--- YOUR GOAL ---
Of the lines below, count those containing the word "milliemes". Reply with the number alone.

* * * * * * * * *

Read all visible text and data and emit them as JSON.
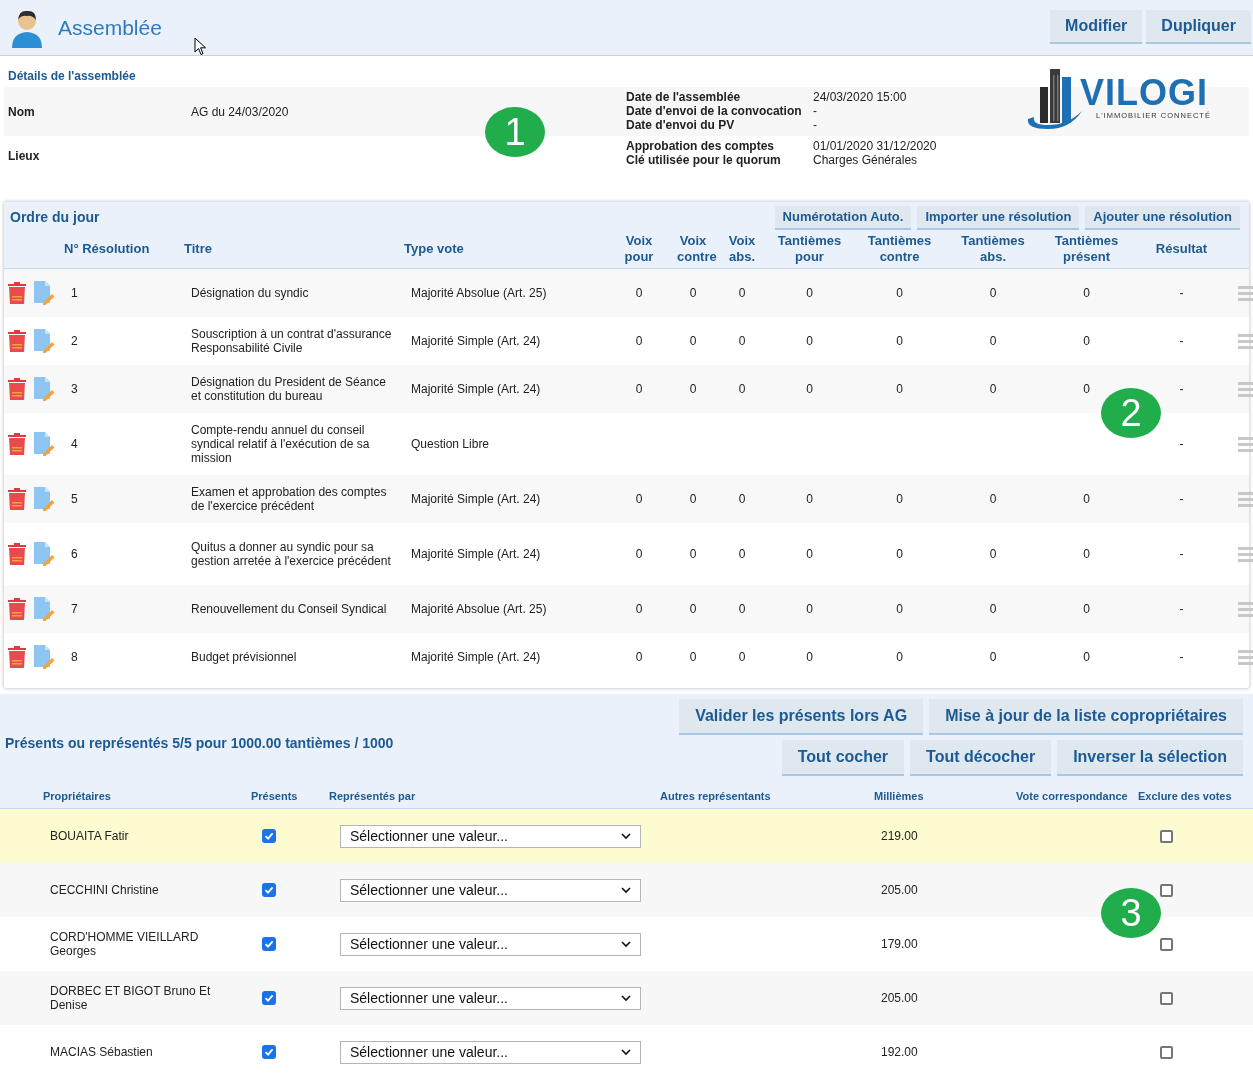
{
  "header": {
    "title": "Assemblée",
    "buttons": [
      "Modifier",
      "Dupliquer"
    ]
  },
  "details": {
    "heading": "Détails de l'assemblée",
    "rows": [
      {
        "label": "Nom",
        "value": "AG du 24/03/2020",
        "extra": [
          {
            "label": "Date de l'assemblée",
            "value": "24/03/2020 15:00"
          },
          {
            "label": "Date d'envoi de la convocation",
            "value": "-"
          },
          {
            "label": "Date d'envoi du PV",
            "value": "-"
          }
        ]
      },
      {
        "label": "Lieux",
        "extra": [
          {
            "label": "Approbation des comptes",
            "value": "01/01/2020 31/12/2020"
          },
          {
            "label": "Clé utilisée pour le quorum",
            "value": "Charges Générales"
          }
        ]
      }
    ],
    "logo": {
      "name": "VILOGI",
      "tagline": "L'IMMOBILIER CONNECTÉ"
    }
  },
  "agenda": {
    "title": "Ordre du jour",
    "actions": [
      "Numérotation Auto.",
      "Importer une résolution",
      "Ajouter une résolution"
    ],
    "columns": [
      "N° Résolution",
      "Titre",
      "Type vote",
      "Voix pour",
      "Voix contre",
      "Voix abs.",
      "Tantièmes pour",
      "Tantièmes contre",
      "Tantièmes abs.",
      "Tantièmes présent",
      "Résultat"
    ],
    "rows": [
      {
        "number": "1",
        "title": "Désignation du syndic",
        "vote_type": "Majorité Absolue (Art. 25)",
        "values": [
          "0",
          "0",
          "0",
          "0",
          "0",
          "0",
          "0"
        ],
        "result": "-"
      },
      {
        "number": "2",
        "title": "Souscription à un contrat d'assurance Responsabilité Civile",
        "vote_type": "Majorité Simple (Art. 24)",
        "values": [
          "0",
          "0",
          "0",
          "0",
          "0",
          "0",
          "0"
        ],
        "result": "-"
      },
      {
        "number": "3",
        "title": "Désignation du President de Séance et constitution du bureau",
        "vote_type": "Majorité Simple (Art. 24)",
        "values": [
          "0",
          "0",
          "0",
          "0",
          "0",
          "0",
          "0"
        ],
        "result": "-"
      },
      {
        "number": "4",
        "title": "Compte-rendu annuel du conseil syndical relatif à l'exécution de sa mission",
        "vote_type": "Question Libre",
        "result": "-"
      },
      {
        "number": "5",
        "title": "Examen et approbation des comptes de l'exercice précédent",
        "vote_type": "Majorité Simple (Art. 24)",
        "values": [
          "0",
          "0",
          "0",
          "0",
          "0",
          "0",
          "0"
        ],
        "result": "-"
      },
      {
        "number": "6",
        "title": "Quitus a donner au syndic pour sa gestion arretée à l'exercice précédent",
        "vote_type": "Majorité Simple (Art. 24)",
        "values": [
          "0",
          "0",
          "0",
          "0",
          "0",
          "0",
          "0"
        ],
        "result": "-"
      },
      {
        "number": "7",
        "title": "Renouvellement du Conseil Syndical",
        "vote_type": "Majorité Absolue (Art. 25)",
        "values": [
          "0",
          "0",
          "0",
          "0",
          "0",
          "0",
          "0"
        ],
        "result": "-"
      },
      {
        "number": "8",
        "title": "Budget prévisionnel",
        "vote_type": "Majorité Simple (Art. 24)",
        "values": [
          "0",
          "0",
          "0",
          "0",
          "0",
          "0",
          "0"
        ],
        "result": "-"
      }
    ]
  },
  "attendance": {
    "summary": "Présents ou représentés 5/5 pour 1000.00 tantièmes / 1000",
    "actions": [
      [
        "Valider les présents lors AG",
        "Mise à jour de la liste copropriétaires"
      ],
      [
        "Tout cocher",
        "Tout décocher",
        "Inverser la sélection"
      ]
    ],
    "columns": [
      "Propriétaires",
      "Présents",
      "Représentés par",
      "Autres représentants",
      "Millièmes",
      "Vote correspondance",
      "Exclure des votes"
    ],
    "rows": [
      {
        "name": "BOUAITA Fatir",
        "present": true,
        "represented_by": "Sélectionner une valeur...",
        "milliemes": "219.00",
        "excluded": false,
        "selected": true
      },
      {
        "name": "CECCHINI Christine",
        "present": true,
        "represented_by": "Sélectionner une valeur...",
        "milliemes": "205.00",
        "excluded": false,
        "selected": false
      },
      {
        "name": "CORD'HOMME VIEILLARD Georges",
        "present": true,
        "represented_by": "Sélectionner une valeur...",
        "milliemes": "179.00",
        "excluded": false,
        "selected": false
      },
      {
        "name": "DORBEC ET BIGOT Bruno Et Denise",
        "present": true,
        "represented_by": "Sélectionner une valeur...",
        "milliemes": "205.00",
        "excluded": false,
        "selected": false
      },
      {
        "name": "MACIAS Sébastien",
        "present": true,
        "represented_by": "Sélectionner une valeur...",
        "milliemes": "192.00",
        "excluded": false,
        "selected": false
      }
    ]
  },
  "callouts": [
    {
      "label": "1"
    },
    {
      "label": "2"
    },
    {
      "label": "3"
    }
  ]
}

* * * * * * * * *

--- RESULT OF THIS TASK ---
5